- _Exercise instructions_: From the listing below, pull out all lines with "乙分子从" in them.

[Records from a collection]
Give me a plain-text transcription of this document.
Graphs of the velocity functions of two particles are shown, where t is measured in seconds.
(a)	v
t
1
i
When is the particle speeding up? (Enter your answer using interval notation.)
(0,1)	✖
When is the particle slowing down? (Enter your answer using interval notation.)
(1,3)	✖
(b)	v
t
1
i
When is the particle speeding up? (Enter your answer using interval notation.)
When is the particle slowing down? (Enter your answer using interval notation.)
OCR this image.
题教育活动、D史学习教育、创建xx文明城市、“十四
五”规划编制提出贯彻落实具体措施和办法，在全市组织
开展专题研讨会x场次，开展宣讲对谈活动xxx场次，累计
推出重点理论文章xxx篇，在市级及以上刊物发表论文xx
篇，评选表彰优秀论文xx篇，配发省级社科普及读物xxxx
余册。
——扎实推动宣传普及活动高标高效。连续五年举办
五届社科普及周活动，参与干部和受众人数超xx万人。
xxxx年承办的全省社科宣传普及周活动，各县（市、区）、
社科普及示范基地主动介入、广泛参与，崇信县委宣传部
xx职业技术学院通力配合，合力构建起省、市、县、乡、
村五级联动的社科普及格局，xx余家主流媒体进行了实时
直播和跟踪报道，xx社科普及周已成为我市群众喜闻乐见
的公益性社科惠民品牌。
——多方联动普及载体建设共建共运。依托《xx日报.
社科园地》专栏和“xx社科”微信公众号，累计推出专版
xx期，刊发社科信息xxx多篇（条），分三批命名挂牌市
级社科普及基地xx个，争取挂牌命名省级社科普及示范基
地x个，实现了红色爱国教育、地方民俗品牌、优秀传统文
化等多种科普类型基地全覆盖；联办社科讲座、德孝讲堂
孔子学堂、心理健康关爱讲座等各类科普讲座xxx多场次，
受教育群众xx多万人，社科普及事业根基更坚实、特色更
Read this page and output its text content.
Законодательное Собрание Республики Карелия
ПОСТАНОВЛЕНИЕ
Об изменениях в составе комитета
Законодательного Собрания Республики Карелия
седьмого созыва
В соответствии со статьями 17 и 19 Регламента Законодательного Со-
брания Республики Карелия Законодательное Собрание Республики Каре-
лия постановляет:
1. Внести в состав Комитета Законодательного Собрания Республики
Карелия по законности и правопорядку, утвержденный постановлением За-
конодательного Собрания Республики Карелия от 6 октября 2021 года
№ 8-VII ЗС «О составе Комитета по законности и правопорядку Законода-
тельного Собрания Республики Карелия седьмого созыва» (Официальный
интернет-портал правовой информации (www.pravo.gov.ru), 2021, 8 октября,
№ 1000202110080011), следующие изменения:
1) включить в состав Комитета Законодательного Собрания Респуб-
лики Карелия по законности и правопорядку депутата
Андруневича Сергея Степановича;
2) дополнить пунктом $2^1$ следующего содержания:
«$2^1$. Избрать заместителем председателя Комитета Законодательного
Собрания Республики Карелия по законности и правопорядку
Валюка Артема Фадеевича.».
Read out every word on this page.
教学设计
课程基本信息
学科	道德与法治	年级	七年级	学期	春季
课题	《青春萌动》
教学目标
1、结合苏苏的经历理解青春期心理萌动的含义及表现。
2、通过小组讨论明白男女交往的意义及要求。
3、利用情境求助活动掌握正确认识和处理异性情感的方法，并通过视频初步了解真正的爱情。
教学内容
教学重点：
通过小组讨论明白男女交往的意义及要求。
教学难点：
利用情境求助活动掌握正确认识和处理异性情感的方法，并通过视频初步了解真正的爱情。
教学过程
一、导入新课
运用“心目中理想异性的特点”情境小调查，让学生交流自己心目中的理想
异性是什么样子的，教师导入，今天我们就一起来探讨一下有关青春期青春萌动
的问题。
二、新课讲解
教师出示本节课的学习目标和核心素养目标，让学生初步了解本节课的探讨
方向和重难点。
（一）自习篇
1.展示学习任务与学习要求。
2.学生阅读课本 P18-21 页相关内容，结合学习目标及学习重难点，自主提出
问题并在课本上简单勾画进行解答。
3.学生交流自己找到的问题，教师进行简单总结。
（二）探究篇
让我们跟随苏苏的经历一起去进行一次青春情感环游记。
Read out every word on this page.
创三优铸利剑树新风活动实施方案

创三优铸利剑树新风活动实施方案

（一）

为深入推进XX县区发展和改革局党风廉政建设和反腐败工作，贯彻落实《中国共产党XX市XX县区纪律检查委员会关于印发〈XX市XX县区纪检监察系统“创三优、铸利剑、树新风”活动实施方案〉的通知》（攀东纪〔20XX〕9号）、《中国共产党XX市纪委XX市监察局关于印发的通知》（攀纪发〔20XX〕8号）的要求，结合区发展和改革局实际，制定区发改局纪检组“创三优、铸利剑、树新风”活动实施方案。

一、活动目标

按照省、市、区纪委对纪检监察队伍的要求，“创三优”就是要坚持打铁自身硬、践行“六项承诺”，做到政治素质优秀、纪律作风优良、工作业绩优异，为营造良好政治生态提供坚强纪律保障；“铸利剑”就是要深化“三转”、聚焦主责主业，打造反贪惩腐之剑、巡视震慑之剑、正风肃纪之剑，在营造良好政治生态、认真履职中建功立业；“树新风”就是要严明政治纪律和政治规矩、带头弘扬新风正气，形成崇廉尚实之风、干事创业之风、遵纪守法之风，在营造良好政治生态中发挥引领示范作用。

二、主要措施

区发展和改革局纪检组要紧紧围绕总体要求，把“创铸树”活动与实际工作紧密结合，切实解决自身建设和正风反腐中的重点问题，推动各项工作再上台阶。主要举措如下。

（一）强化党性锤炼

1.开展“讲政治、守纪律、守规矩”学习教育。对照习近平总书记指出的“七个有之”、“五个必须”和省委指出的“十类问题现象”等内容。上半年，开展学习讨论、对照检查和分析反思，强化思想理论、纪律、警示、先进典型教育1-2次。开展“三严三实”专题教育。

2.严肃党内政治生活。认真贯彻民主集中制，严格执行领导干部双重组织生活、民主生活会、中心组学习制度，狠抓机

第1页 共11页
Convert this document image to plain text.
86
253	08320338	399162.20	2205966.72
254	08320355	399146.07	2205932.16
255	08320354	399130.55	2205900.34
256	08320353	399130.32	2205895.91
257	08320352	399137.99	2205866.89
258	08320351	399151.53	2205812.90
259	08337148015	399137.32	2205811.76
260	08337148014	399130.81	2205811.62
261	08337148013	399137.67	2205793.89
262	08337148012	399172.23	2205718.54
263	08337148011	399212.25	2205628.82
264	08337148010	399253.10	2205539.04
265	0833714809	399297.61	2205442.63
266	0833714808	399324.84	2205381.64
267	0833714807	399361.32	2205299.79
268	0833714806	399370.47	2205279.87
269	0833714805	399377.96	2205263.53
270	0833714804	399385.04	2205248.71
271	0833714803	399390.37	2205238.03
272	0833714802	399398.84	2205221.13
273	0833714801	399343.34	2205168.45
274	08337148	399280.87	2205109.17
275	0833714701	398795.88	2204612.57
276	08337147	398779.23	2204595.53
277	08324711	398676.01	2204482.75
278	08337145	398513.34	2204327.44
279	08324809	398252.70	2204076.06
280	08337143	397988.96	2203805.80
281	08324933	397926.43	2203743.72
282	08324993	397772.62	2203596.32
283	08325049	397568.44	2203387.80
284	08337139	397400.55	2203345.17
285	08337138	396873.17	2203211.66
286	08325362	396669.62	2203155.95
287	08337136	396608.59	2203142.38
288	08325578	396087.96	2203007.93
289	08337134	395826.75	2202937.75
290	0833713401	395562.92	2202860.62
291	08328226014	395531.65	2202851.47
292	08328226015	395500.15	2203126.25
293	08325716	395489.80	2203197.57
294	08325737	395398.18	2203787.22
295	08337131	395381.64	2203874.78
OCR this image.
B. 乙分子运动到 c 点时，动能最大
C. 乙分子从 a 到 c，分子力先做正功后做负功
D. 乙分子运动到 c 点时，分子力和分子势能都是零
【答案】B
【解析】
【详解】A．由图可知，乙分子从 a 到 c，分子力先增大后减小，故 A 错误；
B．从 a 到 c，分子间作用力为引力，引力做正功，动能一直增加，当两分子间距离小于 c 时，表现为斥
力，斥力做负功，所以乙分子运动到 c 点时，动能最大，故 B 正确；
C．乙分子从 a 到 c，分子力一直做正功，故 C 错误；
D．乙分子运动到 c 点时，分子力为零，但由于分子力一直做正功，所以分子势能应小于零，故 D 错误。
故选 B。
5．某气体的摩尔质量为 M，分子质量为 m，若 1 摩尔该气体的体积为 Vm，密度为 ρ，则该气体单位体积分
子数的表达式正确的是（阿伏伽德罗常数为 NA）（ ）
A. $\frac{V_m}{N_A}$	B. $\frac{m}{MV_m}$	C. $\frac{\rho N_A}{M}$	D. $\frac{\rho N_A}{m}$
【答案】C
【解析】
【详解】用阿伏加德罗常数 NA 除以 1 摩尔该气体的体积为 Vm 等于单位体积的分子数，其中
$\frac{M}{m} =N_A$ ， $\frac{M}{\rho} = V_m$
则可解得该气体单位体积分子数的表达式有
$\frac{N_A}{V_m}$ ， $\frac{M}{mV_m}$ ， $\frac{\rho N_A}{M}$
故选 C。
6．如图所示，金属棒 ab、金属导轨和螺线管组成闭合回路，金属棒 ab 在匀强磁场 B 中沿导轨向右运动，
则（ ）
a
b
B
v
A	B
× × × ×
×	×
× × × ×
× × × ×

- _Reply to the task_:
C. 乙分子从 a 到 c，分子力先做正功后做负功
【详解】A．由图可知，乙分子从 a 到 c，分子力先增大后减小，故 A 错误；
C．乙分子从 a 到 c，分子力一直做正功，故 C 错误；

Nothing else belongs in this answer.